Requirement ▸ Copy out every line of the records below word for word.

Records for processing ▸

begin

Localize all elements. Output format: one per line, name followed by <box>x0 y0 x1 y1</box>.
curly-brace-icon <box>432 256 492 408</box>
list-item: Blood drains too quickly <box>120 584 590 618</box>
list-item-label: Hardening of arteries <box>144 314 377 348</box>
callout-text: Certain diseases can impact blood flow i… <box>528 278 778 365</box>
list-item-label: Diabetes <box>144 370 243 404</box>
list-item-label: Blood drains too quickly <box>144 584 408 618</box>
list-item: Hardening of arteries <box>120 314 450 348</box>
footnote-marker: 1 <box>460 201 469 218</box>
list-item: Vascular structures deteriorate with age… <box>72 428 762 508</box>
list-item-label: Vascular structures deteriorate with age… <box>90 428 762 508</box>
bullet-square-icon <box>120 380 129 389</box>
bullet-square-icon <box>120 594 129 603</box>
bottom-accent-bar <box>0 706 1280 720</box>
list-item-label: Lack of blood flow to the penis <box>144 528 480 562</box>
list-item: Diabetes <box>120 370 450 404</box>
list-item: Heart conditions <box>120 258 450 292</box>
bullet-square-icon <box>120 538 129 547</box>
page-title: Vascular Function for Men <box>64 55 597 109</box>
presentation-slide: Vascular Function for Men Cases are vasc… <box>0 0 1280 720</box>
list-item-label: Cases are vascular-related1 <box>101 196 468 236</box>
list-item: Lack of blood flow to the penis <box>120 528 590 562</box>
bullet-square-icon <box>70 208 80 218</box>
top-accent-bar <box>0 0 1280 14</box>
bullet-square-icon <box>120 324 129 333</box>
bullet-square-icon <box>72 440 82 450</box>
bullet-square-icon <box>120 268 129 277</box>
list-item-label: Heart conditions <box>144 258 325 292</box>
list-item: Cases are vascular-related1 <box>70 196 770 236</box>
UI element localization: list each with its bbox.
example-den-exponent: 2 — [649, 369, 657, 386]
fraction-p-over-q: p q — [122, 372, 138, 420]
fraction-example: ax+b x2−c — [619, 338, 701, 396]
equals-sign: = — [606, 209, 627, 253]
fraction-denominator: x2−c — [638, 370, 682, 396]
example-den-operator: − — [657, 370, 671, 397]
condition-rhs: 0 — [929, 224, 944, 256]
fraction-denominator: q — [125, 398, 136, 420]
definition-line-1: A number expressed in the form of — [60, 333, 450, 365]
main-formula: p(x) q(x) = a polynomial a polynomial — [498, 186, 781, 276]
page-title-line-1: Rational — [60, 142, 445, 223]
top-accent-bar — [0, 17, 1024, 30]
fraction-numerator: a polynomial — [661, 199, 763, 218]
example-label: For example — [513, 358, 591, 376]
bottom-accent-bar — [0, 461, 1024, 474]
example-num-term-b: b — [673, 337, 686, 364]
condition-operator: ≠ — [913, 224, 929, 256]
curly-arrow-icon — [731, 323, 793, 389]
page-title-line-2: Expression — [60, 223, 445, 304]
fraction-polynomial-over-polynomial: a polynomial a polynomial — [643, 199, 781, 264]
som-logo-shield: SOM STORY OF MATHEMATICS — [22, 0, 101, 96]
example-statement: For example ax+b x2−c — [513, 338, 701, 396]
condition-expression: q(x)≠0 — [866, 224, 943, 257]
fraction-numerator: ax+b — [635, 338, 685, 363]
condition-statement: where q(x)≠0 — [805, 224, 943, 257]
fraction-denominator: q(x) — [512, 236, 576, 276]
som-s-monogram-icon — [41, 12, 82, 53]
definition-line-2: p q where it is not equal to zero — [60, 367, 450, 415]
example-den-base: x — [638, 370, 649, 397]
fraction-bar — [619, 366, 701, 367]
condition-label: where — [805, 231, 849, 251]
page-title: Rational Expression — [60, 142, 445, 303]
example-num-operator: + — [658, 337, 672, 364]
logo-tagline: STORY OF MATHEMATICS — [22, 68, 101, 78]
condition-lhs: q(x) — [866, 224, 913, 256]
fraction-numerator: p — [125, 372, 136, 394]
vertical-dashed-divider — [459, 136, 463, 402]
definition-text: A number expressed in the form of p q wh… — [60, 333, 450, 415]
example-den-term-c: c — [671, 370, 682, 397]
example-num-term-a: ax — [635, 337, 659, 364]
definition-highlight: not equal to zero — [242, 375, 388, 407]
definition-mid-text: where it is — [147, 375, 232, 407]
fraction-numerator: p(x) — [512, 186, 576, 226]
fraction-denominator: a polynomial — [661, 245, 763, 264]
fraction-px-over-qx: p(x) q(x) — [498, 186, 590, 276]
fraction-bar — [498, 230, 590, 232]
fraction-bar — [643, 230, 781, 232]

end

Result below ▸
Localize all elements. Output format: one per line, name followed by <box>x0 y0 x1 y1</box>.
curly-brace-icon <box>432 256 492 408</box>
list-item: Blood drains too quickly <box>120 584 590 618</box>
list-item-label: Hardening of arteries <box>144 314 377 348</box>
callout-text: Certain diseases can impact blood flow i… <box>528 278 778 365</box>
list-item-label: Diabetes <box>144 370 243 404</box>
list-item-label: Blood drains too quickly <box>144 584 408 618</box>
list-item: Hardening of arteries <box>120 314 450 348</box>
footnote-marker: 1 <box>460 201 469 218</box>
list-item: Vascular structures deteriorate with age… <box>72 428 762 508</box>
list-item-label: Vascular structures deteriorate with age… <box>90 428 762 508</box>
bullet-square-icon <box>120 380 129 389</box>
bullet-square-icon <box>120 594 129 603</box>
bottom-accent-bar <box>0 706 1280 720</box>
list-item-label: Lack of blood flow to the penis <box>144 528 480 562</box>
list-item: Diabetes <box>120 370 450 404</box>
list-item: Heart conditions <box>120 258 450 292</box>
bullet-square-icon <box>120 538 129 547</box>
page-title: Vascular Function for Men <box>64 55 597 109</box>
presentation-slide: Vascular Function for Men Cases are vasc… <box>0 0 1280 720</box>
list-item-label: Cases are vascular-related1 <box>101 196 468 236</box>
list-item: Lack of blood flow to the penis <box>120 528 590 562</box>
bullet-square-icon <box>70 208 80 218</box>
top-accent-bar <box>0 0 1280 14</box>
bullet-square-icon <box>120 324 129 333</box>
bullet-square-icon <box>72 440 82 450</box>
bullet-square-icon <box>120 268 129 277</box>
list-item-label: Heart conditions <box>144 258 325 292</box>
list-item: Cases are vascular-related1 <box>70 196 770 236</box>
UI element localization: list each with its bbox.
example-den-exponent: 2 — [649, 369, 657, 386]
fraction-p-over-q: p q — [122, 372, 138, 420]
fraction-example: ax+b x2−c — [619, 338, 701, 396]
equals-sign: = — [606, 209, 627, 253]
fraction-denominator: x2−c — [638, 370, 682, 396]
example-den-operator: − — [657, 370, 671, 397]
condition-rhs: 0 — [929, 224, 944, 256]
fraction-denominator: q — [125, 398, 136, 420]
definition-line-1: A number expressed in the form of — [60, 333, 450, 365]
main-formula: p(x) q(x) = a polynomial a polynomial — [498, 186, 781, 276]
page-title-line-1: Rational — [60, 142, 445, 223]
top-accent-bar — [0, 17, 1024, 30]
fraction-numerator: a polynomial — [661, 199, 763, 218]
example-label: For example — [513, 358, 591, 376]
bottom-accent-bar — [0, 461, 1024, 474]
example-num-term-b: b — [673, 337, 686, 364]
condition-operator: ≠ — [913, 224, 929, 256]
curly-arrow-icon — [731, 323, 793, 389]
page-title-line-2: Expression — [60, 223, 445, 304]
fraction-polynomial-over-polynomial: a polynomial a polynomial — [643, 199, 781, 264]
som-logo-shield: SOM STORY OF MATHEMATICS — [22, 0, 101, 96]
example-statement: For example ax+b x2−c — [513, 338, 701, 396]
condition-expression: q(x)≠0 — [866, 224, 943, 257]
fraction-numerator: ax+b — [635, 338, 685, 363]
condition-statement: where q(x)≠0 — [805, 224, 943, 257]
fraction-denominator: q(x) — [512, 236, 576, 276]
som-s-monogram-icon — [41, 12, 82, 53]
definition-line-2: p q where it is not equal to zero — [60, 367, 450, 415]
example-den-base: x — [638, 370, 649, 397]
fraction-bar — [619, 366, 701, 367]
condition-label: where — [805, 231, 849, 251]
page-title: Rational Expression — [60, 142, 445, 303]
example-num-operator: + — [658, 337, 672, 364]
logo-tagline: STORY OF MATHEMATICS — [22, 68, 101, 78]
condition-lhs: q(x) — [866, 224, 913, 256]
fraction-numerator: p — [125, 372, 136, 394]
vertical-dashed-divider — [459, 136, 463, 402]
definition-text: A number expressed in the form of p q wh… — [60, 333, 450, 415]
example-den-term-c: c — [671, 370, 682, 397]
example-num-term-a: ax — [635, 337, 659, 364]
definition-highlight: not equal to zero — [242, 375, 388, 407]
definition-mid-text: where it is — [147, 375, 232, 407]
fraction-numerator: p(x) — [512, 186, 576, 226]
fraction-denominator: a polynomial — [661, 245, 763, 264]
fraction-px-over-qx: p(x) q(x) — [498, 186, 590, 276]
fraction-bar — [498, 230, 590, 232]
fraction-bar — [643, 230, 781, 232]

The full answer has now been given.